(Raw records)
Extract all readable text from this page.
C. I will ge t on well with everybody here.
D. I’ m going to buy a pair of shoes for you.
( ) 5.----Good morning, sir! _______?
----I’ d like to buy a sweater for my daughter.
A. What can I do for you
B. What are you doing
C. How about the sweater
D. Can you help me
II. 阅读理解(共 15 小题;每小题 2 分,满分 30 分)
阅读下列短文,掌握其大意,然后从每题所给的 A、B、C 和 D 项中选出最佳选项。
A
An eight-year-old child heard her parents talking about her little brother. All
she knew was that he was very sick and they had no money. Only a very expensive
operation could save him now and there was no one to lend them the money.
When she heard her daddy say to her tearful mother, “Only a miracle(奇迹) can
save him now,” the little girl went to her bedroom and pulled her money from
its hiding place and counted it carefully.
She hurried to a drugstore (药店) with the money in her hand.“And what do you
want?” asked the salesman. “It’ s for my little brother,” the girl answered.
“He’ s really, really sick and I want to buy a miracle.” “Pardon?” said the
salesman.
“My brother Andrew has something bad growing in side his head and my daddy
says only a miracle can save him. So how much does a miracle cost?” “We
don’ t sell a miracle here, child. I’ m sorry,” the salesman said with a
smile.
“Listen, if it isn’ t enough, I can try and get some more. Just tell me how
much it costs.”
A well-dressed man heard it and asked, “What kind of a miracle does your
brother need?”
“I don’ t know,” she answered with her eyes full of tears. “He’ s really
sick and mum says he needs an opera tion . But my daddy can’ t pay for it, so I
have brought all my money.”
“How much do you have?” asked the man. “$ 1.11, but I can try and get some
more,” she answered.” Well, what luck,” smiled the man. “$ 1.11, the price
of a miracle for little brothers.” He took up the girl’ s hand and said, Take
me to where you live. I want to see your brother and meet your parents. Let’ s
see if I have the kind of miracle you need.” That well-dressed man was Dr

■ **What is being asked**
Print the material verbatim, all of it.

■ **Worked solution**
Extract all readable text from this page.
C. I will ge t on well with everybody here.
D. I’ m going to buy a pair of shoes for you.
( ) 5.----Good morning, sir! _______?
----I’ d like to buy a sweater for my daughter.
A. What can I do for you
B. What are you doing
C. How about the sweater
D. Can you help me
II. 阅读理解(共 15 小题;每小题 2 分,满分 30 分)
阅读下列短文,掌握其大意,然后从每题所给的 A、B、C 和 D 项中选出最佳选项。
A
An eight-year-old child heard her parents talking about her little brother. All
she knew was that he was very sick and they had no money. Only a very expensive
operation could save him now and there was no one to lend them the money.
When she heard her daddy say to her tearful mother, “Only a miracle(奇迹) can
save him now,” the little girl went to her bedroom and pulled her money from
its hiding place and counted it carefully.
She hurried to a drugstore (药店) with the money in her hand.“And what do you
want?” asked the salesman. “It’ s for my little brother,” the girl answered.
“He’ s really, really sick and I want to buy a miracle.” “Pardon?” said the
salesman.
“My brother Andrew has something bad growing in side his head and my daddy
says only a miracle can save him. So how much does a miracle cost?” “We
don’ t sell a miracle here, child. I’ m sorry,” the salesman said with a
smile.
“Listen, if it isn’ t enough, I can try and get some more. Just tell me how
much it costs.”
A well-dressed man heard it and asked, “What kind of a miracle does your
brother need?”
“I don’ t know,” she answered with her eyes full of tears. “He’ s really
sick and mum says he needs an opera tion . But my daddy can’ t pay for it, so I
have brought all my money.”
“How much do you have?” asked the man. “$ 1.11, but I can try and get some
more,” she answered.” Well, what luck,” smiled the man. “$ 1.11, the price
of a miracle for little brothers.” He took up the girl’ s hand and said, Take
me to where you live. I want to see your brother and meet your parents. Let’ s
see if I have the kind of miracle you need.” That well-dressed man was Dr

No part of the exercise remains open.